## REQUIREMENTS
Reply with the count of lines holding "került", nothing more.

## TASK INPUT

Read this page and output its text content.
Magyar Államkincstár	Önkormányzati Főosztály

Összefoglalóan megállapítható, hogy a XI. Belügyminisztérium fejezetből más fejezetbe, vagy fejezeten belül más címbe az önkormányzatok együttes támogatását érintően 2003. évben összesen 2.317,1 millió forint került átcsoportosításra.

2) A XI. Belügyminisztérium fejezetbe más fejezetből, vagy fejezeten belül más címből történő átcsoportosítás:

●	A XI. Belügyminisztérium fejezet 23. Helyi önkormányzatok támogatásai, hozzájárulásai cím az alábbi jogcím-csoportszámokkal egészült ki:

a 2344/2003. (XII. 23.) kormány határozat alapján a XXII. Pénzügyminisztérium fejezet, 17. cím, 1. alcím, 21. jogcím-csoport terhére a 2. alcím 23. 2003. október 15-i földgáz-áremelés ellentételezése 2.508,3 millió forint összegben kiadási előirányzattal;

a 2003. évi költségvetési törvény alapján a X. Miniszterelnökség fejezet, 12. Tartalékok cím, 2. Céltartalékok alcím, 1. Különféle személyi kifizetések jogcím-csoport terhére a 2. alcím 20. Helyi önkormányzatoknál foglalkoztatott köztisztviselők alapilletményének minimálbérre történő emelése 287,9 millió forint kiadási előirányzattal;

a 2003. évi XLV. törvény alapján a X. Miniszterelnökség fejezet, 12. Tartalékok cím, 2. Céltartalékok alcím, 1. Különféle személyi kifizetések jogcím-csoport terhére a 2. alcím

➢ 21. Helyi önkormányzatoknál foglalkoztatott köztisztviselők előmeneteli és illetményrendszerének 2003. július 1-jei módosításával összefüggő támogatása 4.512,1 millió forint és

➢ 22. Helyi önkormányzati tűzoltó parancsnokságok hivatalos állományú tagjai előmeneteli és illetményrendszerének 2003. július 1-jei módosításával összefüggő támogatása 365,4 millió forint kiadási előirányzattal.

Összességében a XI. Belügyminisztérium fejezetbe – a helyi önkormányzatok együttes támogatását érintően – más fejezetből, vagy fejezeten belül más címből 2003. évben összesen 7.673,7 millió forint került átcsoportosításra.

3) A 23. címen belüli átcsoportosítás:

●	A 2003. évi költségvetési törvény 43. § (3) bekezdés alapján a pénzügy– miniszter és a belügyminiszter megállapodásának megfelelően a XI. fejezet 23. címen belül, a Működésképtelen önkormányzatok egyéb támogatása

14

## SOLUTION BELOW
2